**TEXT FOR ANALYSIS**
By estimating this effect separately for the first year and for subsequent years of all abortions being denied, the results highlight for future researchers that the full impact on pregnancy-related mortality of any future bans of this kind will likely not be observed until the second year.
Proposed legislation sometimes—though not always—includes exceptions under which abortions are not denied to victims of rape or incest or if abortion is required to save the pregnant person's life. When such exceptions are afforded to Medicaid recipients, they are very rarely utilized (U.S. Government Accountability Office 2019). Similarly, bans on abortion as early as at six weeks' gestation may lead to widespread abortion denials, because this is before many people even know they are pregnant (Kost and Lindberg 2015), only some abortion providers perform terminations at such early gestations (Jones and Kooistra 2011), and most abortion-seekers experience delays owing to restrictive laws or logistics (Jones and Jerman 2016).
In this research note, I estimate how denying all wanted abortions in the United States would increase pregnancy-related deaths. Yet any state-level total or nearly total ban on abortion could also cause more pregnancy-related deaths by the process illustrated here if pregnant people do not successfully access abortion via self-management or travel to another state. Similarly, other abortion bans (e.g., banning abortions sought for specific reasons or at specific gestations) will also cause more deaths if they lead to more pregnancies being continued.
Acknowledgments
The author would like to thank Jane Menken, Joseph Potter, Sara Yeatman, and three anonymous reviewers for comments on early drafts of this manuscript. This work benefited from research, administrative, and computing support provided by the University of Colorado Population Center, funded by the Eunice Kennedy Shriver National Institute of Child Health and Human Development (project 2P2CHD066613-06).
Notes
Distributing the 7% overall decline from 2014 to 2017 proportionally across racial and ethnic groups according to the change in abortions by group between 2008 and 2014 yielded very similar results.

**PARTS OF THE EXERCISE**
[1] In the text on abortion bans and pregnancy-related deaths, reproduce the part between "By estimating this" and "the second year.", inclusive, swapping "pregnancy-related mortality" for "maternal mortality".
[2] Extend the text on abortion bans and pregnancy-related deaths, picking up after its last sentence.

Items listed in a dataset
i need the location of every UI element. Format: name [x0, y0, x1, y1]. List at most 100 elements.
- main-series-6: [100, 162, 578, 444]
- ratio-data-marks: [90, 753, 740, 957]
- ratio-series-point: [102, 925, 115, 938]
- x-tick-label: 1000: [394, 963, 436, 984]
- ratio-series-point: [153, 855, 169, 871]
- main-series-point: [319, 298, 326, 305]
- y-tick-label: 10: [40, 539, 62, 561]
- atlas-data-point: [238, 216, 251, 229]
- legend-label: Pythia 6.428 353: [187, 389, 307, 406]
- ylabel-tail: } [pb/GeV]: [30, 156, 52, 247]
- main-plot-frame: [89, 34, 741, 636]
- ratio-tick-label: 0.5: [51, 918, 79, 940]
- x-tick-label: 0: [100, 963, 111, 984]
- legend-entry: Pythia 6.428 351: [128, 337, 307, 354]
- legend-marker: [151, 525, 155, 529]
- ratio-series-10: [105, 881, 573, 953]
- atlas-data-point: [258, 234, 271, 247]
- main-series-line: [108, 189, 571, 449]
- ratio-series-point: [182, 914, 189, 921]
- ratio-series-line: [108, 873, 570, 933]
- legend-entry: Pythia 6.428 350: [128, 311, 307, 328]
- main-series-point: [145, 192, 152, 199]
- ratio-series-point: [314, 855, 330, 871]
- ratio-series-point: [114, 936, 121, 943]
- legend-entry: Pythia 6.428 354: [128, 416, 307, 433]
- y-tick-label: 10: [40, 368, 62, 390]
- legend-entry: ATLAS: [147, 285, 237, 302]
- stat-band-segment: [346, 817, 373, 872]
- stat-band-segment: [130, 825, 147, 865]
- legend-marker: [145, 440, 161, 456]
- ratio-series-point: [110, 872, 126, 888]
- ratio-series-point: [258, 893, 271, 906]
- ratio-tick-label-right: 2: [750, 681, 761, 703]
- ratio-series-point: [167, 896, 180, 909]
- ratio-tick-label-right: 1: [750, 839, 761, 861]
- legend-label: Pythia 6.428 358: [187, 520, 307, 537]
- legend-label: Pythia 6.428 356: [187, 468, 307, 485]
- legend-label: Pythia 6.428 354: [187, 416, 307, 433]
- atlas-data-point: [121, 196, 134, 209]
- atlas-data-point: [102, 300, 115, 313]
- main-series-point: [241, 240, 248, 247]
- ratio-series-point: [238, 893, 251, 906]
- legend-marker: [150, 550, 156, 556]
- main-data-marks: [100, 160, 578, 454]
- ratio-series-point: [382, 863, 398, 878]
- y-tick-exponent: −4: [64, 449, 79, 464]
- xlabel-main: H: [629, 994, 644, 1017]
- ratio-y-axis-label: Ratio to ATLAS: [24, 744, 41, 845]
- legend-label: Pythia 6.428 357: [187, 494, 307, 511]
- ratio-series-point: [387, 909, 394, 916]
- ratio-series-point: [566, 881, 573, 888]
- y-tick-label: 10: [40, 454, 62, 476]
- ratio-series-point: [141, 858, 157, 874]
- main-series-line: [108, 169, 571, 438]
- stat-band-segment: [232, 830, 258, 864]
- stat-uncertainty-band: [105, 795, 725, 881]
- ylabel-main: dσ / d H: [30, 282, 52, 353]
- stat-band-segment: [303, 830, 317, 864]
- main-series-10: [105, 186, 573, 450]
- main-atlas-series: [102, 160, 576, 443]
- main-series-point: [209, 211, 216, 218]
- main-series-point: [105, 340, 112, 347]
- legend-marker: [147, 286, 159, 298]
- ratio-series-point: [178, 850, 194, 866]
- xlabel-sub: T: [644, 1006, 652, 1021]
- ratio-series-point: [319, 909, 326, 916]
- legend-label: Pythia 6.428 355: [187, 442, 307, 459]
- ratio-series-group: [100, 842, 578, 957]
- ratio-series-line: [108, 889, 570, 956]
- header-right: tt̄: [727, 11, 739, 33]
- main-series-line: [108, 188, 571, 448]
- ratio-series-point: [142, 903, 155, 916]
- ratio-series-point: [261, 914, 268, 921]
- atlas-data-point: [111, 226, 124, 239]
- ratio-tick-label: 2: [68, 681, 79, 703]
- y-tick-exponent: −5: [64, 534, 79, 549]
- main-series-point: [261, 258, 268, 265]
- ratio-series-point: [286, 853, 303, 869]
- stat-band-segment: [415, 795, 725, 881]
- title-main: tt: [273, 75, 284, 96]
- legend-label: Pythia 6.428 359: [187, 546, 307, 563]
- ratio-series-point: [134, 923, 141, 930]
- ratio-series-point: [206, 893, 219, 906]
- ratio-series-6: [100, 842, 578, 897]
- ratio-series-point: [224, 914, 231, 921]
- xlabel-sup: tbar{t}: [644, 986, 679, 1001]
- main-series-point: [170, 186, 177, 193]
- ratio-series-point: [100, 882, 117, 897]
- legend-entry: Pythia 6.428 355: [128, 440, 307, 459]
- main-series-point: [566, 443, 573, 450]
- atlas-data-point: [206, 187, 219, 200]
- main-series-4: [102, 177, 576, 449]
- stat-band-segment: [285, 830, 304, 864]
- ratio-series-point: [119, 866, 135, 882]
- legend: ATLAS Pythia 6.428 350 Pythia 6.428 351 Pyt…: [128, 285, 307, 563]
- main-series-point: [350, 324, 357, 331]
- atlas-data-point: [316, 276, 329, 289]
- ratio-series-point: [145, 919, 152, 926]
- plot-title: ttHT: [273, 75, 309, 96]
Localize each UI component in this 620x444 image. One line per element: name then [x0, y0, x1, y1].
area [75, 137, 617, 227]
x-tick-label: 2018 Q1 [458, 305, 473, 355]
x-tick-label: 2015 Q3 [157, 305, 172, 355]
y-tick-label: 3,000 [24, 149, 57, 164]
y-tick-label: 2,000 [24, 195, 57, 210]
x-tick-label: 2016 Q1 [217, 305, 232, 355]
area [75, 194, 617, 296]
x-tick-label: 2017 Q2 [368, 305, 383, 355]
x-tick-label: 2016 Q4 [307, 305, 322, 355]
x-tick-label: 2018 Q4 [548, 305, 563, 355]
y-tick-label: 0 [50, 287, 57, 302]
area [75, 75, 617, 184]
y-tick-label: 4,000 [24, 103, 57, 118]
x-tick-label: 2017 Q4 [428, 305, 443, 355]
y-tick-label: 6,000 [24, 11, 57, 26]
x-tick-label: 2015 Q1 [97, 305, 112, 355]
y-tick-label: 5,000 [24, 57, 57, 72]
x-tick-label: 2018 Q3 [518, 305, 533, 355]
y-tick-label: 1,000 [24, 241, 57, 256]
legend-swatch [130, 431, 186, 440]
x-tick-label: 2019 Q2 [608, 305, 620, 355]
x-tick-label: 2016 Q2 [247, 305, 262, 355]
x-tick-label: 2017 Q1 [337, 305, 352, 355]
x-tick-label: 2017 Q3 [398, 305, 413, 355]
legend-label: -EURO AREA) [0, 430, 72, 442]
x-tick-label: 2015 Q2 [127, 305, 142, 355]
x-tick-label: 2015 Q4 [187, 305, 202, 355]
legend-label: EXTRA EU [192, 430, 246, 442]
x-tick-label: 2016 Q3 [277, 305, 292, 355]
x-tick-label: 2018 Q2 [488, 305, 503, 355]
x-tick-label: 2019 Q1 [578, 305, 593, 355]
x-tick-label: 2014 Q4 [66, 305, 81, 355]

**RESULTS**
[1]
By estimating this effect separately for the first year and for subsequent years of all abortions being denied, the results highlight for future researchers that the full impact on maternal mortality of any future bans of this kind will likely not be observed until the second year.

[2]
This estimate is the result of distributing deaths over time based on when abortions denied would reach term. It includes alldeaths during pregnancy (31.3% of pregnancy-related deaths), alldeaths on the day of delivery (16.9% of pregnancy- related deaths), alldeaths 1–6 days postpartum (18.6% of pregnancy-related deaths), most deaths 7–24 days postpartum (21.4% of pregnancy-related deaths; note that only for abortions denied in December would some of these deaths occur in the next year), and a very small fraction of deaths 43–365 days postpartum (11.7% of deaths; note that even for abortions denied early in the year, an overwhelming majority of these deaths would occur in the next year, since these pregnancies would not reach term until late in the first year).
For these pregnancies—which would not reach term during the first year—I assume for simplicity that pregnancy-related deaths during pregnancy occur with a uniform distribution across the months of pregnancy, and for each month I calculate the fraction of the nine months of pregnancy that would occur in the first year of a ban. I apply these percentages to the 31.3% of pregnancy-related deaths occurring during pregnancy over the first year to generate the fraction of additional pregnancy-related deaths associated with these pregnancies that would occur in the first year of a ban.